* Task brief
In the entries below, find every line holding the string "type" and collect it.

* Figure record listings
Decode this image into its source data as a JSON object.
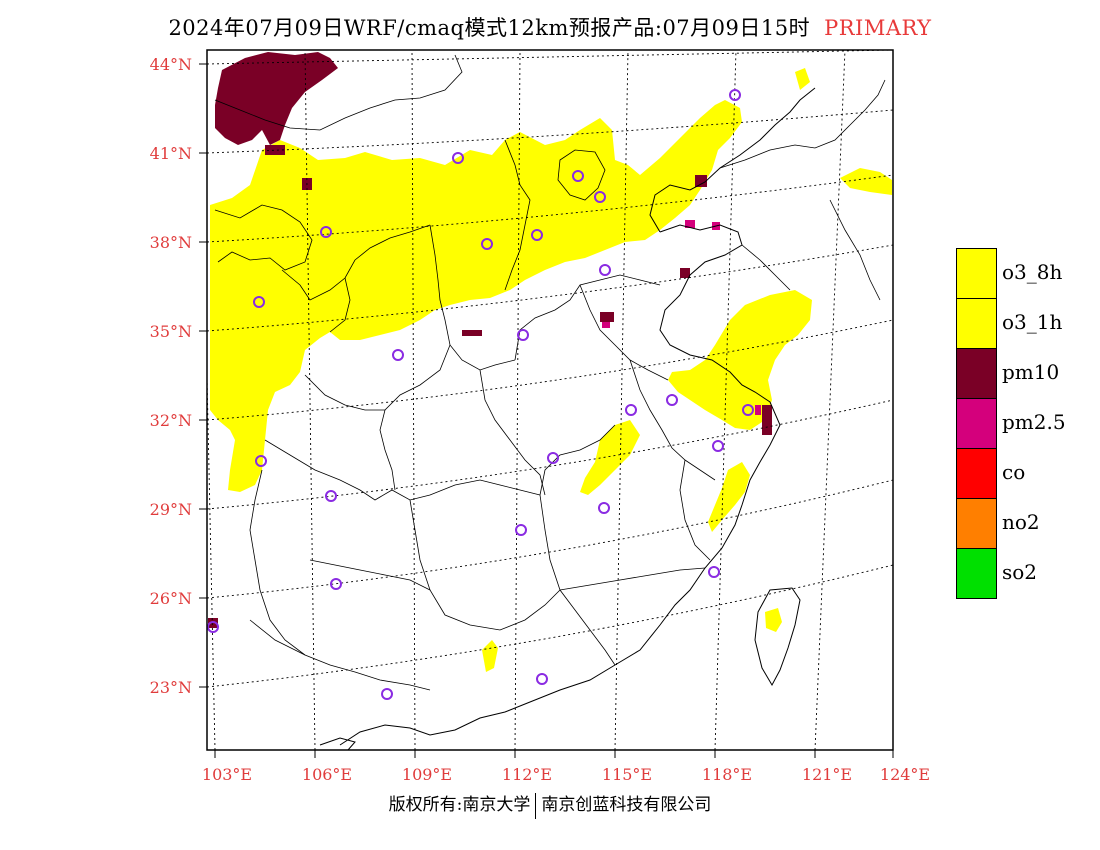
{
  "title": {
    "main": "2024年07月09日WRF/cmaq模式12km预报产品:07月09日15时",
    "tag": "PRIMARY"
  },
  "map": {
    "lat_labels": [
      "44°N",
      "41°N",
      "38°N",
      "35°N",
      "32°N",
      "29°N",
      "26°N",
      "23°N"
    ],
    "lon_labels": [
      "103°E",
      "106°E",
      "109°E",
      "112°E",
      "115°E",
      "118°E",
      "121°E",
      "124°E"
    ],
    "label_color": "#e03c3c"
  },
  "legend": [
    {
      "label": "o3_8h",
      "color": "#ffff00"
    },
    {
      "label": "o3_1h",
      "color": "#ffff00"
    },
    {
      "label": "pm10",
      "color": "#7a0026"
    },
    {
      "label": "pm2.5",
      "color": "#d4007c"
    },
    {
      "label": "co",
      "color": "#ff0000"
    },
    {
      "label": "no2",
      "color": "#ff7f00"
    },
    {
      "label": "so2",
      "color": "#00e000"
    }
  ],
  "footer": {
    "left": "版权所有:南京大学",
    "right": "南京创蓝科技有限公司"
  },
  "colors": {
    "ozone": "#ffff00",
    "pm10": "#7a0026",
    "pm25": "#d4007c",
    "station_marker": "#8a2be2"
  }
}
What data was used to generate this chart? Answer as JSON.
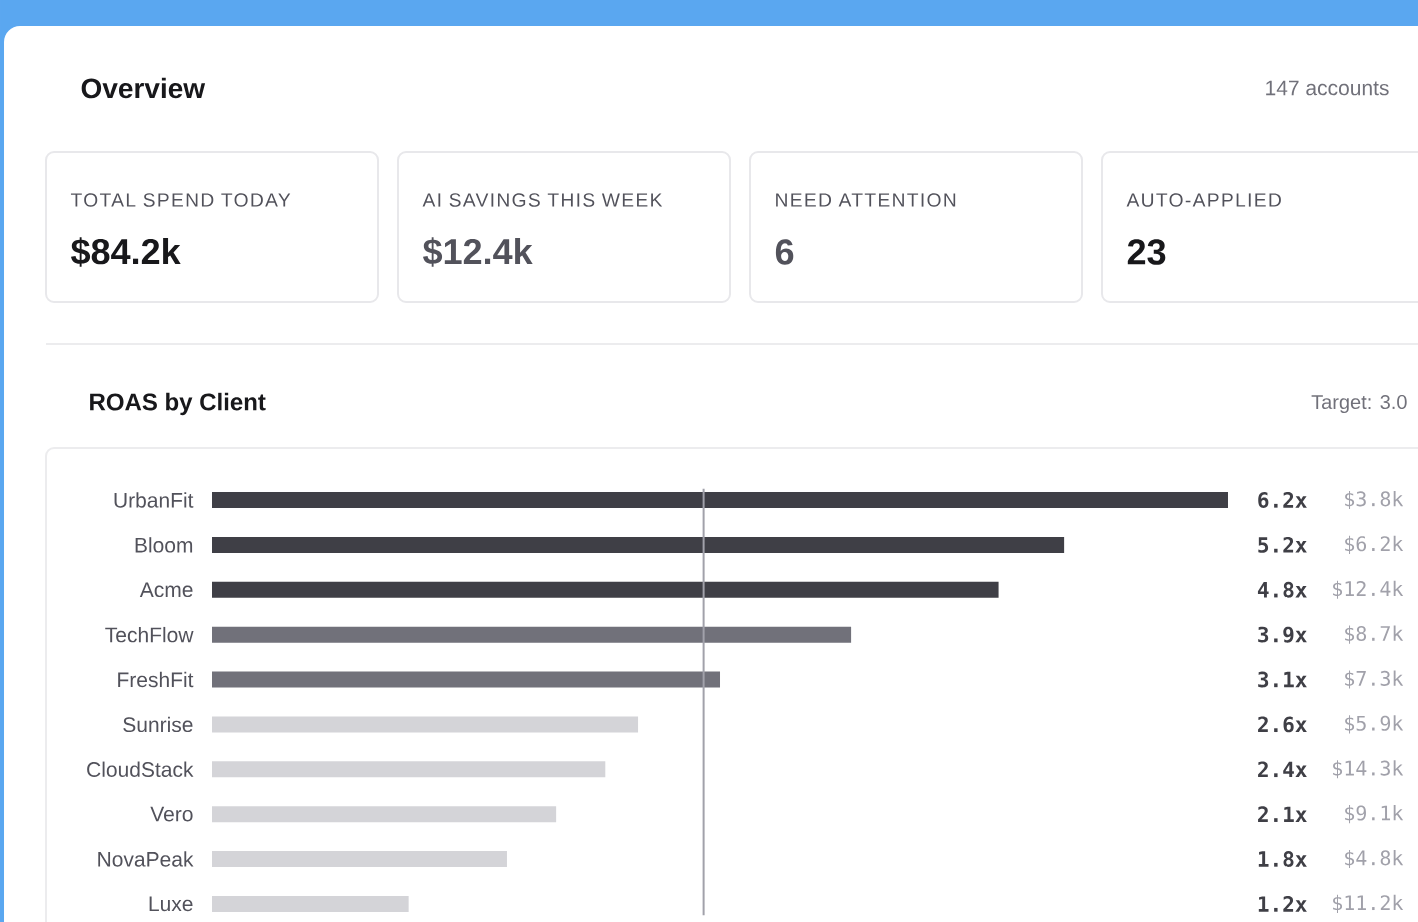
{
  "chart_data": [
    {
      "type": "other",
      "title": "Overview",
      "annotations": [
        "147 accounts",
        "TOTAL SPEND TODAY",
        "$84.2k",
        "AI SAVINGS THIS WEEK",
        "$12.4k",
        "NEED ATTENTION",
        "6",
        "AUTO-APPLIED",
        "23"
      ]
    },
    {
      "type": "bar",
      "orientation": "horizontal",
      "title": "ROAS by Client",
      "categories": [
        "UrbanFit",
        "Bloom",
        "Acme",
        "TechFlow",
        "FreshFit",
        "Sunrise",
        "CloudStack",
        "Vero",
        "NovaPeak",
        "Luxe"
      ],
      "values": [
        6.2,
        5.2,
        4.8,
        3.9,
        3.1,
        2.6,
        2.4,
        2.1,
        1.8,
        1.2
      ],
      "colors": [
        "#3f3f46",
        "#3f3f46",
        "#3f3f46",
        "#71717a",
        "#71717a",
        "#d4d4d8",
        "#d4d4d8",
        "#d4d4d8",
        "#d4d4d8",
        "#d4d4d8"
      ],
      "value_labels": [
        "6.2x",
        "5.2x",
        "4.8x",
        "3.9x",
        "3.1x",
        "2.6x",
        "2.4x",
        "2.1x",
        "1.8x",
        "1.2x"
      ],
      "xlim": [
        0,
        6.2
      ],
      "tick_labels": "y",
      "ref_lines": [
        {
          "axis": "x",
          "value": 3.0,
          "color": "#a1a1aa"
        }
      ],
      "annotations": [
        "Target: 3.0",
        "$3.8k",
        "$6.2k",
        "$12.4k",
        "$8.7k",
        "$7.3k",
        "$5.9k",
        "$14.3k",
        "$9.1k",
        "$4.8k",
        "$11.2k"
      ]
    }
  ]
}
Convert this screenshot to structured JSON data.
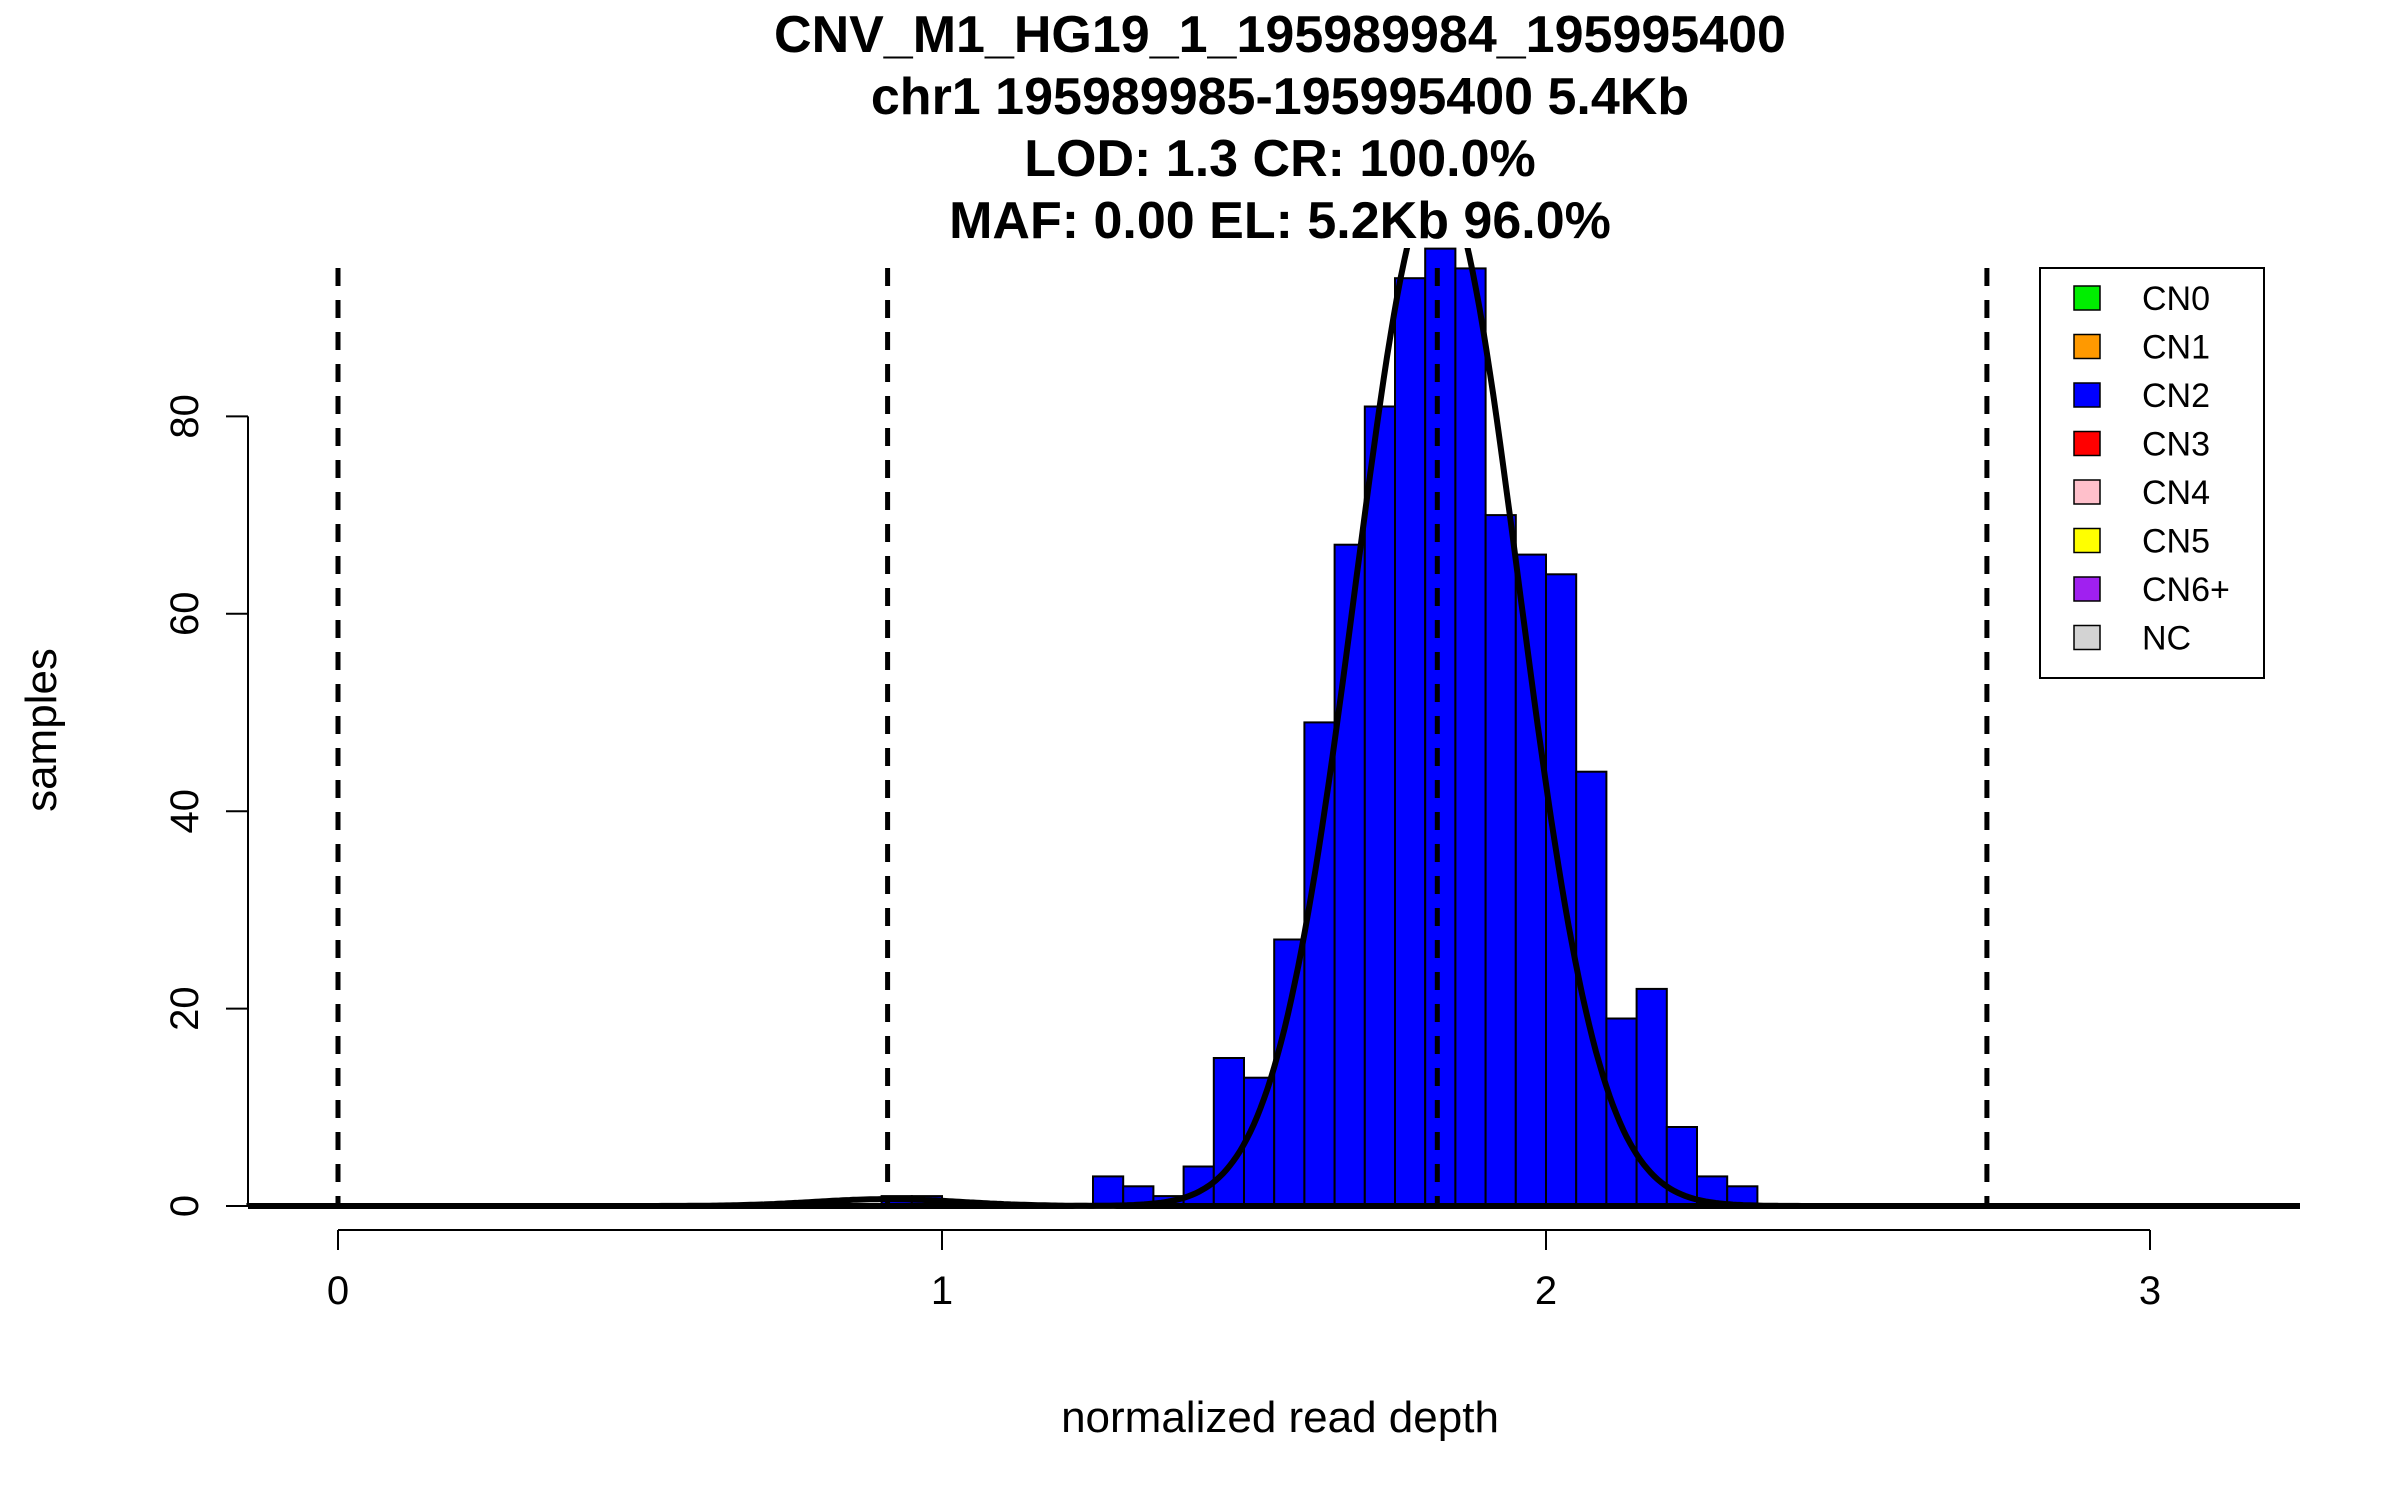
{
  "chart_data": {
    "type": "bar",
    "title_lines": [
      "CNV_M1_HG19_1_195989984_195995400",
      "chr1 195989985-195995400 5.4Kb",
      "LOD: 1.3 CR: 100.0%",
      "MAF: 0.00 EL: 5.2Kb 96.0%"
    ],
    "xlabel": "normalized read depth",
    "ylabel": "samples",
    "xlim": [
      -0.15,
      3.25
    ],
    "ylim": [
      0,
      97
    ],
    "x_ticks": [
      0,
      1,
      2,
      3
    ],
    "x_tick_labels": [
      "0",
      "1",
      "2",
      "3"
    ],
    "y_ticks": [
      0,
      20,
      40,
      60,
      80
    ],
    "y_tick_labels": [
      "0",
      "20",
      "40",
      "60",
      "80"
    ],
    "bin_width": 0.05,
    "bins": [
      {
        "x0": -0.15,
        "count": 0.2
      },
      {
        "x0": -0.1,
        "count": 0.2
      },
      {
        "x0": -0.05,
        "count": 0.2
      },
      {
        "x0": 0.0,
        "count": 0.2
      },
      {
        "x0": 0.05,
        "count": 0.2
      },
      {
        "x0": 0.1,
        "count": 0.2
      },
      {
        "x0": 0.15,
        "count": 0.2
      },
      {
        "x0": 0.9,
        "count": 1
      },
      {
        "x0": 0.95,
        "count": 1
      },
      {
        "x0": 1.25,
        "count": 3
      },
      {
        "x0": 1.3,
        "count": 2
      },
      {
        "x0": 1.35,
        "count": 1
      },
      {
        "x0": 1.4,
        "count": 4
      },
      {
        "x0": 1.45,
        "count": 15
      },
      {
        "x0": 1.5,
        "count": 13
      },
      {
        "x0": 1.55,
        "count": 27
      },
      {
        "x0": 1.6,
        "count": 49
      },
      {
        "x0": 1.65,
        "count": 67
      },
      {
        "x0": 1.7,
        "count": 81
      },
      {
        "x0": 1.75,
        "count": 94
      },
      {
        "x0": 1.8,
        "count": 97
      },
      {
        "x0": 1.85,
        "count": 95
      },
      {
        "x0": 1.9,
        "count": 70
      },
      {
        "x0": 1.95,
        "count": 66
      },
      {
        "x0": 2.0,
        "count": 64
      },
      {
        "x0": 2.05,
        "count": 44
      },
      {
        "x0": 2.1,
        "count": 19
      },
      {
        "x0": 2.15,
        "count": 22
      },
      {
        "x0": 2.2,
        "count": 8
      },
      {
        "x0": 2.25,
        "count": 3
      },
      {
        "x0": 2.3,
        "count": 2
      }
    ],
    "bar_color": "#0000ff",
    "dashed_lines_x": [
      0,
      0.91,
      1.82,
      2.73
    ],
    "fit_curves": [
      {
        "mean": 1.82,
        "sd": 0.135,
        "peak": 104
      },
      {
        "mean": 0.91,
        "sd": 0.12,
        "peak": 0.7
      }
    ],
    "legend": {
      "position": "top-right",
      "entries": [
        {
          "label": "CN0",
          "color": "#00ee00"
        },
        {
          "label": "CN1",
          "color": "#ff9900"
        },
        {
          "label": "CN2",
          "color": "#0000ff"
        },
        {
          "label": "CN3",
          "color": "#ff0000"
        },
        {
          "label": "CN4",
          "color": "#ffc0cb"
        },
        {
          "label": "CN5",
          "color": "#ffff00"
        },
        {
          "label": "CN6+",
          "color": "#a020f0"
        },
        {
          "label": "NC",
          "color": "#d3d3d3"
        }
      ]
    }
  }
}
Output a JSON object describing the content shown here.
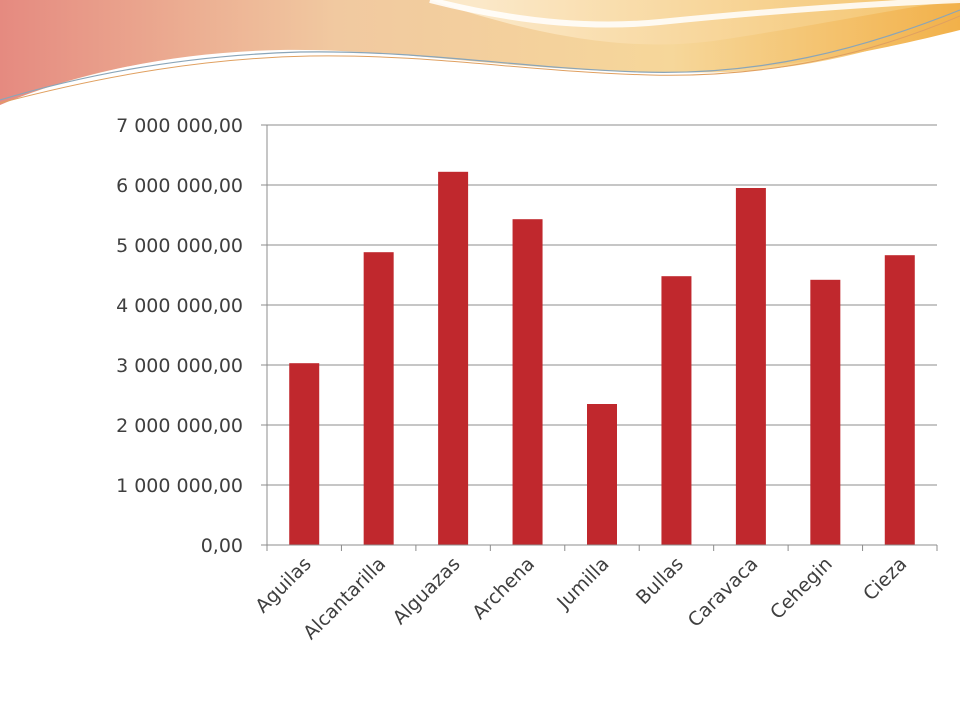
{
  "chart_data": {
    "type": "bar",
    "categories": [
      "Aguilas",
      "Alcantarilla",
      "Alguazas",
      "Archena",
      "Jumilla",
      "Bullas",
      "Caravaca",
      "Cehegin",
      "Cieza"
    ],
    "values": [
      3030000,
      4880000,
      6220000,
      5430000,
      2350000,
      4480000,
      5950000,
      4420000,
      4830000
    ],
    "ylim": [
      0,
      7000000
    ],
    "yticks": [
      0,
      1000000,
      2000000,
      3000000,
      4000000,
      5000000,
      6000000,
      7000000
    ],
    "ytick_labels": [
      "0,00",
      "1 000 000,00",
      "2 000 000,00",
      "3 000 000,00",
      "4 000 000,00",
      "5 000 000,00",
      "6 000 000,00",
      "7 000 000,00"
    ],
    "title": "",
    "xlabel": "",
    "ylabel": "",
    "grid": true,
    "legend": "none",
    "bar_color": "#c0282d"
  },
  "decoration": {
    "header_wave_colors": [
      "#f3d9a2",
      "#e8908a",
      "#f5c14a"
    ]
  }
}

* Correct result
      "type": "other",
      "type": "bar",
    "type": "bar",
    "type": "bar",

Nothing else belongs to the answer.